_Short task_.
Write out all the lines again, precisely as they stand, but without the images.

_Listed records_.

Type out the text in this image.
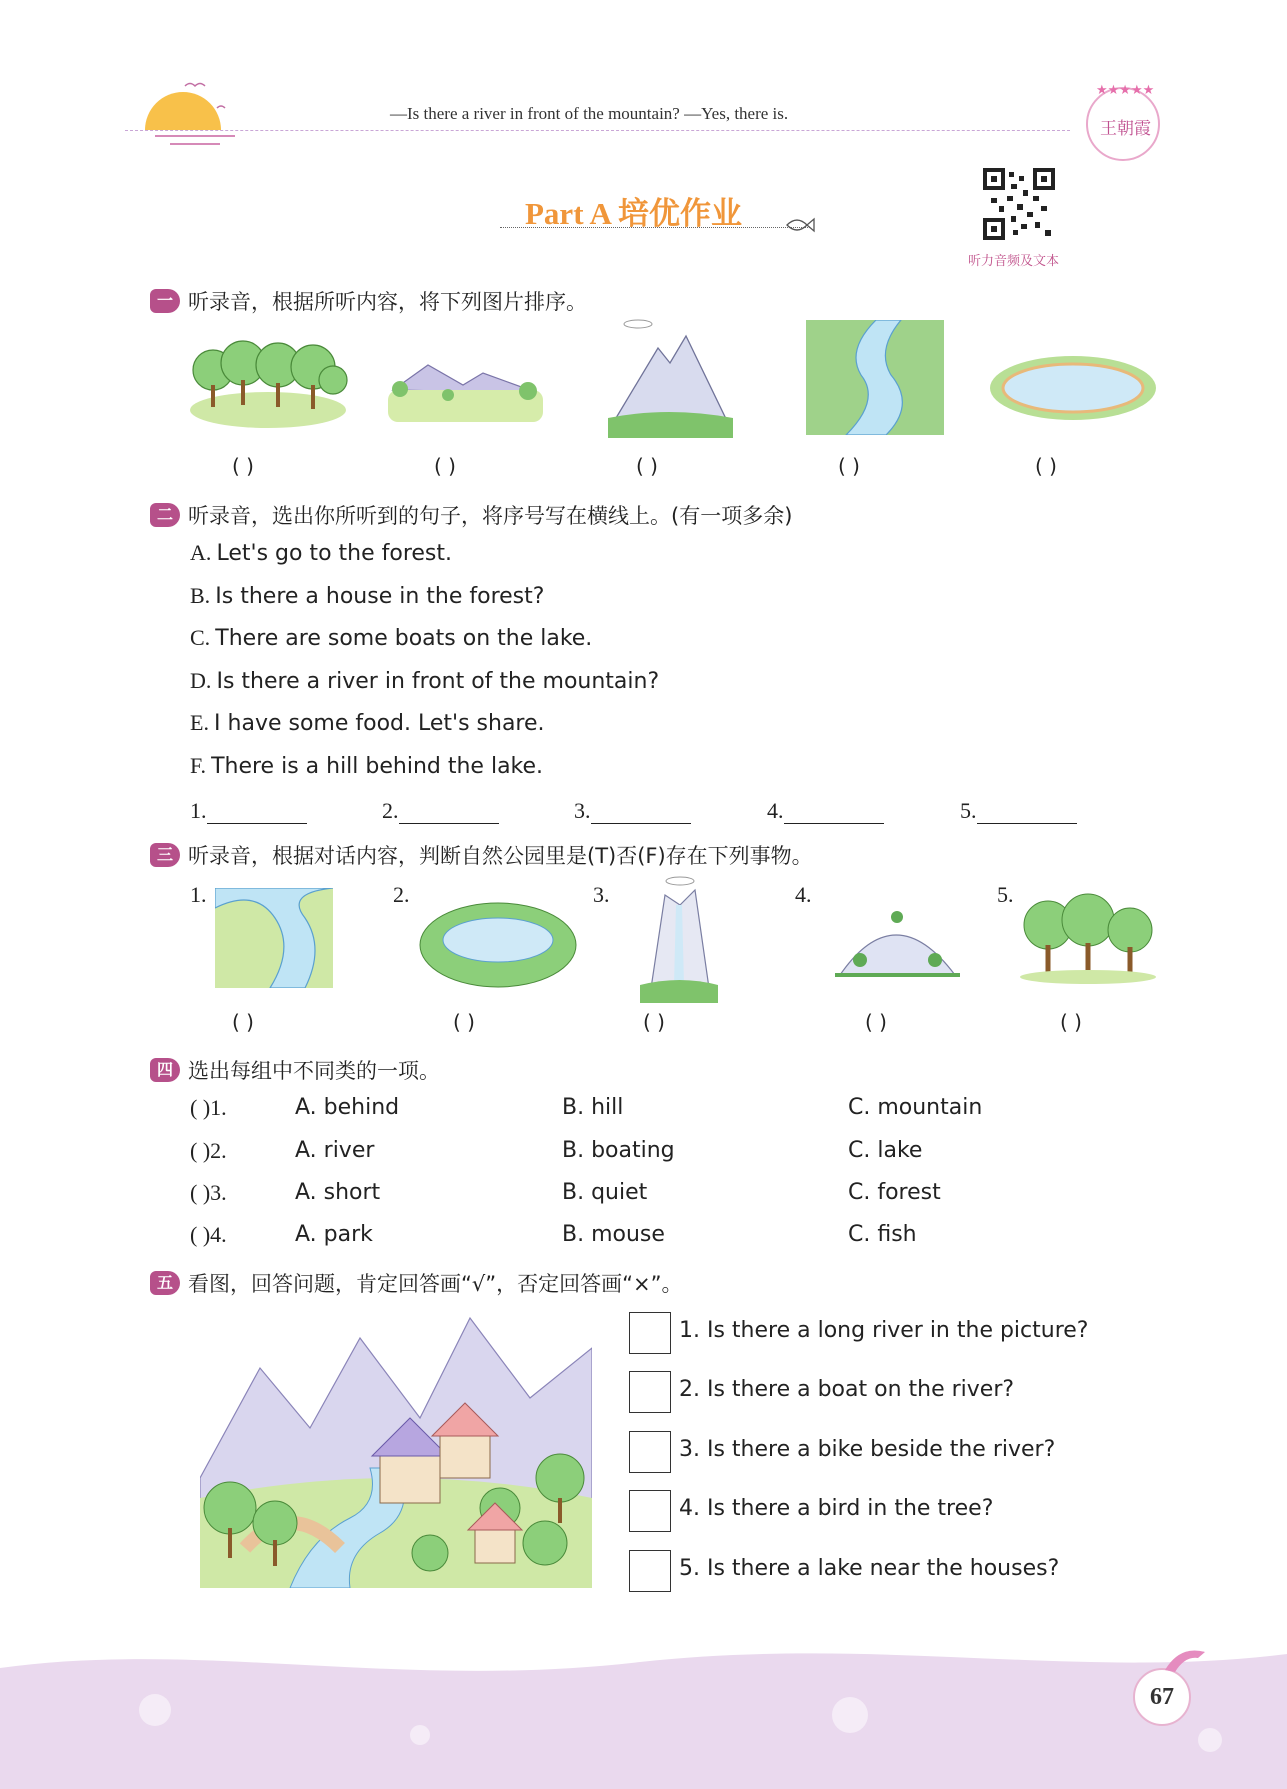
—Is there a river in front of the mountain? —Yes, there is.
★★★★★
王朝霞
Part A 培优作业
听力音频及文本
一 听录音，根据所听内容，将下列图片排序。
( )	( )	( )	( )	( )
二 听录音，选出你所听到的句子，将序号写在横线上。(有一项多余)
A. Let's go to the forest.
B. Is there a house in the forest?
C. There are some boats on the lake.
D. Is there a river in front of the mountain?
E. I have some food. Let's share.
F. There is a hill behind the lake.
1.	2.	3.	4.	5.
三 听录音，根据对话内容，判断自然公园里是(T)否(F)存在下列事物。
1.	2.	3.	4.	5.
( )	( )	( )	( )	( )
四 选出每组中不同类的一项。
( )1.	A. behind	B. hill	C. mountain
( )2.	A. river	B. boating	C. lake
( )3.	A. short	B. quiet	C. forest
( )4.	A. park	B. mouse	C. fish
五 看图，回答问题，肯定回答画“√”，否定回答画“×”。
1. Is there a long river in the picture?
2. Is there a boat on the river?
3. Is there a bike beside the river?
4. Is there a bird in the tree?
5. Is there a lake near the houses?
67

_Reply_.
Type out the text in this image.
—Is there a river in front of the mountain? —Yes, there is.
★★★★★
王朝霞
Part A 培优作业
听力音频及文本
一 听录音，根据所听内容，将下列图片排序。
( )	( )	( )	( )	( )
二 听录音，选出你所听到的句子，将序号写在横线上。(有一项多余)
A. Let's go to the forest.
B. Is there a house in the forest?
C. There are some boats on the lake.
D. Is there a river in front of the mountain?
E. I have some food. Let's share.
F. There is a hill behind the lake.
1.	2.	3.	4.	5.
三 听录音，根据对话内容，判断自然公园里是(T)否(F)存在下列事物。
1.	2.	3.	4.	5.
( )	( )	( )	( )	( )
四 选出每组中不同类的一项。
( )1.	A. behind	B. hill	C. mountain
( )2.	A. river	B. boating	C. lake
( )3.	A. short	B. quiet	C. forest
( )4.	A. park	B. mouse	C. fish
五 看图，回答问题，肯定回答画“√”，否定回答画“×”。
1. Is there a long river in the picture?
2. Is there a boat on the river?
3. Is there a bike beside the river?
4. Is there a bird in the tree?
5. Is there a lake near the houses?
67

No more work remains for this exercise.